→ TO BE DONE: Would you quote the material below in full and unchanged?

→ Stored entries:

----

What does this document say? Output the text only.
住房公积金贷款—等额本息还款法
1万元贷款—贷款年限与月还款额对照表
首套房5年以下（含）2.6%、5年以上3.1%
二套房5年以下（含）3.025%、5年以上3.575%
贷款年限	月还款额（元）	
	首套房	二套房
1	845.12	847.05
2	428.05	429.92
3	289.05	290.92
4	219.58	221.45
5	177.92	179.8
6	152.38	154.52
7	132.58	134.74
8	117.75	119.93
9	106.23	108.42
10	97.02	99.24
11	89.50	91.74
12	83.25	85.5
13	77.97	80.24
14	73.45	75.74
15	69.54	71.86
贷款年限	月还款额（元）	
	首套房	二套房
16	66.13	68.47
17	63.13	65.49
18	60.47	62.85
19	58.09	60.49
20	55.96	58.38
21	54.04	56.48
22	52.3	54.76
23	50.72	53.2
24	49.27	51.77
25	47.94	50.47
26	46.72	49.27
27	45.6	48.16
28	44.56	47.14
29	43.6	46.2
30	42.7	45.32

----

→ RESULT:
What does this document say? Output the text only.
住房公积金贷款—等额本息还款法
1万元贷款—贷款年限与月还款额对照表
首套房5年以下（含）2.6%、5年以上3.1%
二套房5年以下（含）3.025%、5年以上3.575%
贷款年限	月还款额（元）	
	首套房	二套房
1	845.12	847.05
2	428.05	429.92
3	289.05	290.92
4	219.58	221.45
5	177.92	179.8
6	152.38	154.52
7	132.58	134.74
8	117.75	119.93
9	106.23	108.42
10	97.02	99.24
11	89.50	91.74
12	83.25	85.5
13	77.97	80.24
14	73.45	75.74
15	69.54	71.86
贷款年限	月还款额（元）	
	首套房	二套房
16	66.13	68.47
17	63.13	65.49
18	60.47	62.85
19	58.09	60.49
20	55.96	58.38
21	54.04	56.48
22	52.3	54.76
23	50.72	53.2
24	49.27	51.77
25	47.94	50.47
26	46.72	49.27
27	45.6	48.16
28	44.56	47.14
29	43.6	46.2
30	42.7	45.32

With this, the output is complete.